[DIRECTIVE] Gather every line from the entries below that includes "pagamento".

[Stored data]
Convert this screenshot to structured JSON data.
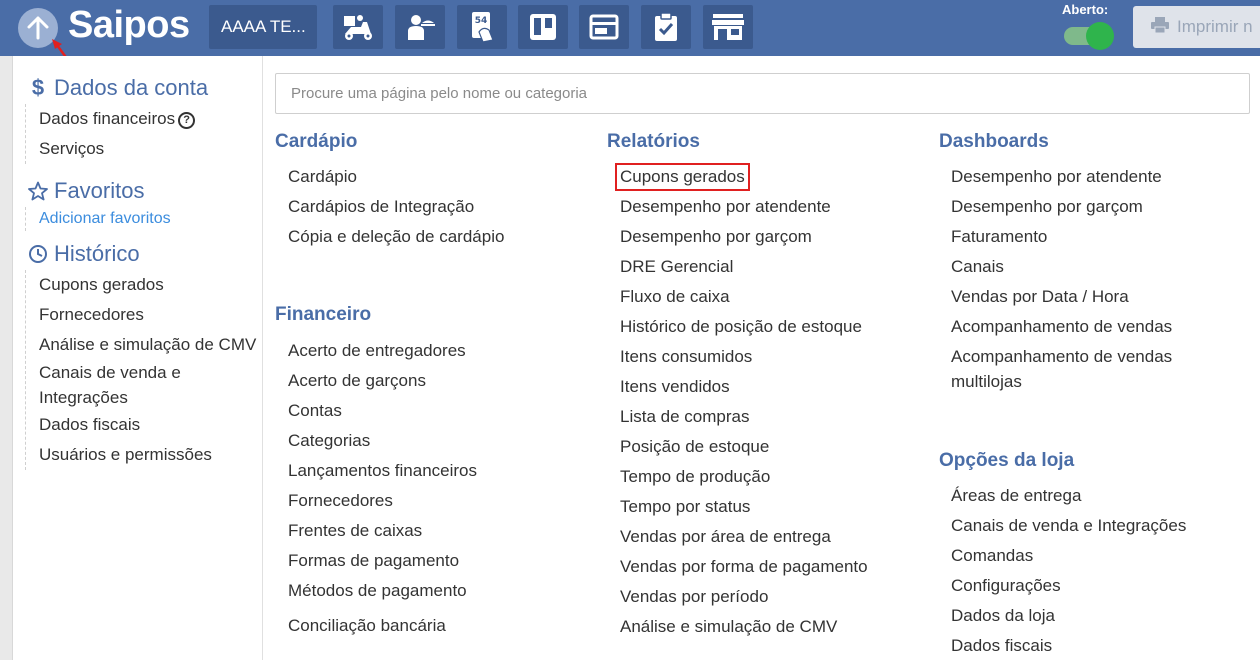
{
  "header": {
    "logo": "Saipos",
    "store_name": "AAAA TE...",
    "tools": [
      "delivery-icon",
      "waiter-icon",
      "table-card-icon",
      "kanban-icon",
      "panel-icon",
      "checklist-icon",
      "store-icon"
    ],
    "open_label": "Aberto:",
    "print_label": "Imprimir n",
    "accent": "#4a6da7",
    "toggle_on_color": "#2fb44c"
  },
  "sidebar": {
    "account": {
      "title": "Dados da conta",
      "items": [
        "Dados financeiros",
        "Serviços"
      ]
    },
    "favorites": {
      "title": "Favoritos",
      "add_link": "Adicionar favoritos"
    },
    "history": {
      "title": "Histórico",
      "items": [
        "Cupons gerados",
        "Fornecedores",
        "Análise e simulação de CMV",
        "Canais de venda e Integrações",
        "Dados fiscais",
        "Usuários e permissões"
      ]
    }
  },
  "search": {
    "placeholder": "Procure uma página pelo nome ou categoria"
  },
  "columns": {
    "cardapio": {
      "title": "Cardápio",
      "items": [
        "Cardápio",
        "Cardápios de Integração",
        "Cópia e deleção de cardápio"
      ]
    },
    "financeiro": {
      "title": "Financeiro",
      "items": [
        "Acerto de entregadores",
        "Acerto de garçons",
        "Contas",
        "Categorias",
        "Lançamentos financeiros",
        "Fornecedores",
        "Frentes de caixas",
        "Formas de pagamento",
        "Métodos de pagamento",
        "Conciliação bancária"
      ]
    },
    "relatorios": {
      "title": "Relatórios",
      "items": [
        "Cupons gerados",
        "Desempenho por atendente",
        "Desempenho por garçom",
        "DRE Gerencial",
        "Fluxo de caixa",
        "Histórico de posição de estoque",
        "Itens consumidos",
        "Itens vendidos",
        "Lista de compras",
        "Posição de estoque",
        "Tempo de produção",
        "Tempo por status",
        "Vendas por área de entrega",
        "Vendas por forma de pagamento",
        "Vendas por período",
        "Análise e simulação de CMV"
      ]
    },
    "dashboards": {
      "title": "Dashboards",
      "items": [
        "Desempenho por atendente",
        "Desempenho por garçom",
        "Faturamento",
        "Canais",
        "Vendas por Data / Hora",
        "Acompanhamento de vendas",
        "Acompanhamento de vendas multilojas"
      ]
    },
    "opcoes": {
      "title": "Opções da loja",
      "items": [
        "Áreas de entrega",
        "Canais de venda e Integrações",
        "Comandas",
        "Configurações",
        "Dados da loja",
        "Dados fiscais"
      ]
    }
  }
}
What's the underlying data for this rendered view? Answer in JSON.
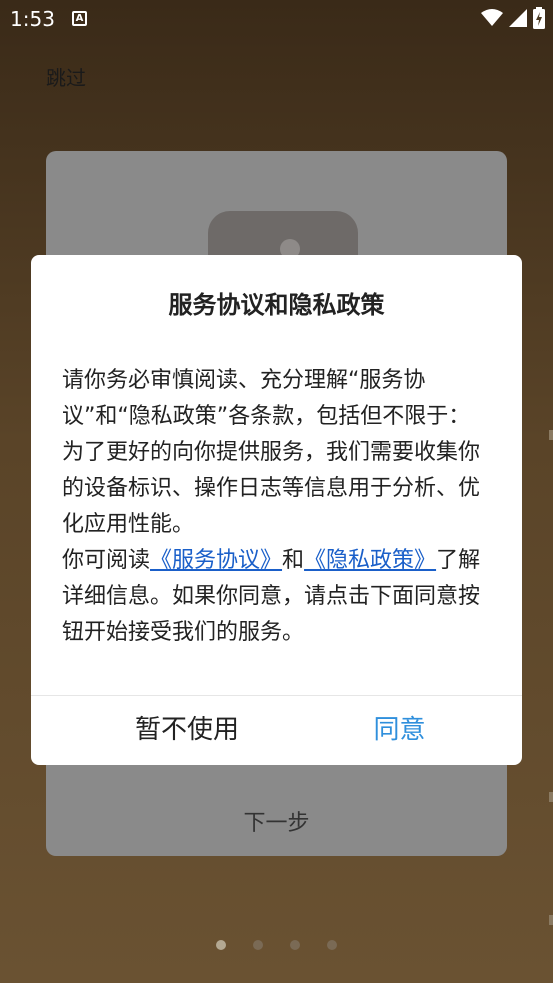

[SOLUTION]
        "Formas de pagamento",
        "Métodos de pagamento",
        "Vendas por forma de pagamento",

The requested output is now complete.